▶ _Problem details_:
Produce an exact transcription of the listing below, omitting the pictures.

▶ _Stored data entries_:
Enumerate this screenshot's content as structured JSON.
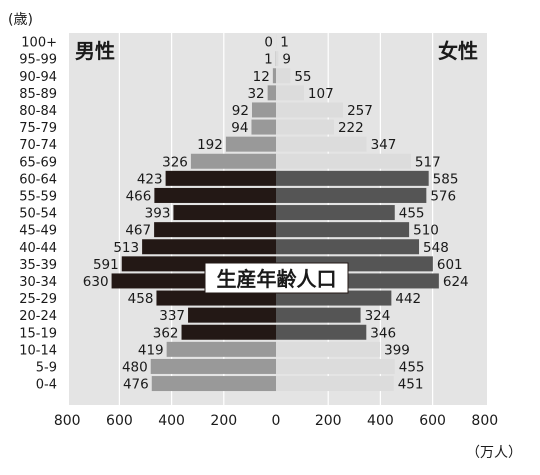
{
  "chart_data": {
    "type": "bar",
    "y_axis_unit": "(歳)",
    "x_axis_unit": "（万人）",
    "left_title": "男性",
    "right_title": "女性",
    "annotation": "生産年齢人口",
    "categories": [
      "100+",
      "95-99",
      "90-94",
      "85-89",
      "80-84",
      "75-79",
      "70-74",
      "65-69",
      "60-64",
      "55-59",
      "50-54",
      "45-49",
      "40-44",
      "35-39",
      "30-34",
      "25-29",
      "20-24",
      "15-19",
      "10-14",
      "5-9",
      "0-4"
    ],
    "series": [
      {
        "name": "男性",
        "values": [
          0,
          1,
          12,
          32,
          92,
          94,
          192,
          326,
          423,
          466,
          393,
          467,
          513,
          591,
          630,
          458,
          337,
          362,
          419,
          480,
          476
        ]
      },
      {
        "name": "女性",
        "values": [
          1,
          9,
          55,
          107,
          257,
          222,
          347,
          517,
          585,
          576,
          455,
          510,
          548,
          601,
          624,
          442,
          324,
          346,
          399,
          455,
          451
        ]
      }
    ],
    "xlim": [
      -800,
      800
    ],
    "x_ticks": [
      "800",
      "600",
      "400",
      "200",
      "0",
      "200",
      "400",
      "600",
      "800"
    ],
    "working_age_groups": [
      "60-64",
      "55-59",
      "50-54",
      "45-49",
      "40-44",
      "35-39",
      "30-34",
      "25-29",
      "20-24",
      "15-19"
    ],
    "colors": {
      "plot_bg": "#e4e4e4",
      "grid": "#ffffff",
      "male_other": "#999999",
      "male_working": "#231815",
      "female_other": "#dcdcdc",
      "female_working": "#555555"
    }
  }
}
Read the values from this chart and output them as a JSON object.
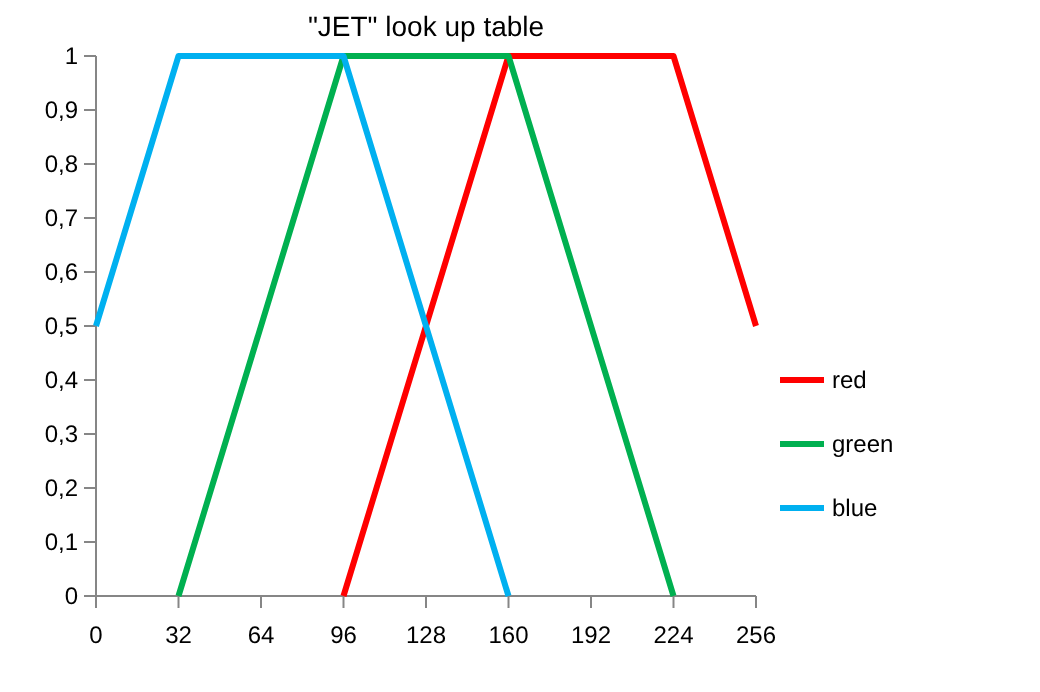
{
  "chart_data": {
    "type": "line",
    "title": "\"JET\" look up table",
    "xlim": [
      0,
      256
    ],
    "xticks": [
      0,
      32,
      64,
      96,
      128,
      160,
      192,
      224,
      256
    ],
    "ylim": [
      0,
      1
    ],
    "yticks": [
      0,
      {
        "value": 0.1,
        "label": "0,1"
      },
      {
        "value": 0.2,
        "label": "0,2"
      },
      {
        "value": 0.3,
        "label": "0,3"
      },
      {
        "value": 0.4,
        "label": "0,4"
      },
      {
        "value": 0.5,
        "label": "0,5"
      },
      {
        "value": 0.6,
        "label": "0,6"
      },
      {
        "value": 0.7,
        "label": "0,7"
      },
      {
        "value": 0.8,
        "label": "0,8"
      },
      {
        "value": 0.9,
        "label": "0,9"
      },
      1
    ],
    "grid": false,
    "legend": "right",
    "marker": "none",
    "line_style": "solid",
    "series": [
      {
        "name": "red",
        "color": "#ff0000",
        "x": [
          96,
          160,
          224,
          256
        ],
        "values": [
          0,
          1,
          1,
          0.5
        ]
      },
      {
        "name": "green",
        "color": "#00b050",
        "x": [
          32,
          96,
          160,
          224
        ],
        "values": [
          0,
          1,
          1,
          0
        ]
      },
      {
        "name": "blue",
        "color": "#00b0f0",
        "x": [
          0,
          32,
          96,
          160
        ],
        "values": [
          0.5,
          1,
          1,
          0
        ]
      }
    ]
  }
}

▶ _Final result_:
Enumerate this screenshot's content as structured JSON.
{
  "chart_data": {
    "type": "bar",
    "y_axis_unit": "(歳)",
    "x_axis_unit": "（万人）",
    "left_title": "男性",
    "right_title": "女性",
    "annotation": "生産年齢人口",
    "categories": [
      "100+",
      "95-99",
      "90-94",
      "85-89",
      "80-84",
      "75-79",
      "70-74",
      "65-69",
      "60-64",
      "55-59",
      "50-54",
      "45-49",
      "40-44",
      "35-39",
      "30-34",
      "25-29",
      "20-24",
      "15-19",
      "10-14",
      "5-9",
      "0-4"
    ],
    "series": [
      {
        "name": "男性",
        "values": [
          0,
          1,
          12,
          32,
          92,
          94,
          192,
          326,
          423,
          466,
          393,
          467,
          513,
          591,
          630,
          458,
          337,
          362,
          419,
          480,
          476
        ]
      },
      {
        "name": "女性",
        "values": [
          1,
          9,
          55,
          107,
          257,
          222,
          347,
          517,
          585,
          576,
          455,
          510,
          548,
          601,
          624,
          442,
          324,
          346,
          399,
          455,
          451
        ]
      }
    ],
    "xlim": [
      -800,
      800
    ],
    "x_ticks": [
      "800",
      "600",
      "400",
      "200",
      "0",
      "200",
      "400",
      "600",
      "800"
    ],
    "working_age_groups": [
      "60-64",
      "55-59",
      "50-54",
      "45-49",
      "40-44",
      "35-39",
      "30-34",
      "25-29",
      "20-24",
      "15-19"
    ],
    "colors": {
      "plot_bg": "#e4e4e4",
      "grid": "#ffffff",
      "male_other": "#999999",
      "male_working": "#231815",
      "female_other": "#dcdcdc",
      "female_working": "#555555"
    }
  }
}
Read the values from this chart and output them as a JSON object.
{
  "chart_data": {
    "type": "line",
    "title": "\"JET\" look up table",
    "xlim": [
      0,
      256
    ],
    "xticks": [
      0,
      32,
      64,
      96,
      128,
      160,
      192,
      224,
      256
    ],
    "ylim": [
      0,
      1
    ],
    "yticks": [
      0,
      {
        "value": 0.1,
        "label": "0,1"
      },
      {
        "value": 0.2,
        "label": "0,2"
      },
      {
        "value": 0.3,
        "label": "0,3"
      },
      {
        "value": 0.4,
        "label": "0,4"
      },
      {
        "value": 0.5,
        "label": "0,5"
      },
      {
        "value": 0.6,
        "label": "0,6"
      },
      {
        "value": 0.7,
        "label": "0,7"
      },
      {
        "value": 0.8,
        "label": "0,8"
      },
      {
        "value": 0.9,
        "label": "0,9"
      },
      1
    ],
    "grid": false,
    "legend": "right",
    "marker": "none",
    "line_style": "solid",
    "series": [
      {
        "name": "red",
        "color": "#ff0000",
        "x": [
          96,
          160,
          224,
          256
        ],
        "values": [
          0,
          1,
          1,
          0.5
        ]
      },
      {
        "name": "green",
        "color": "#00b050",
        "x": [
          32,
          96,
          160,
          224
        ],
        "values": [
          0,
          1,
          1,
          0
        ]
      },
      {
        "name": "blue",
        "color": "#00b0f0",
        "x": [
          0,
          32,
          96,
          160
        ],
        "values": [
          0.5,
          1,
          1,
          0
        ]
      }
    ]
  }
}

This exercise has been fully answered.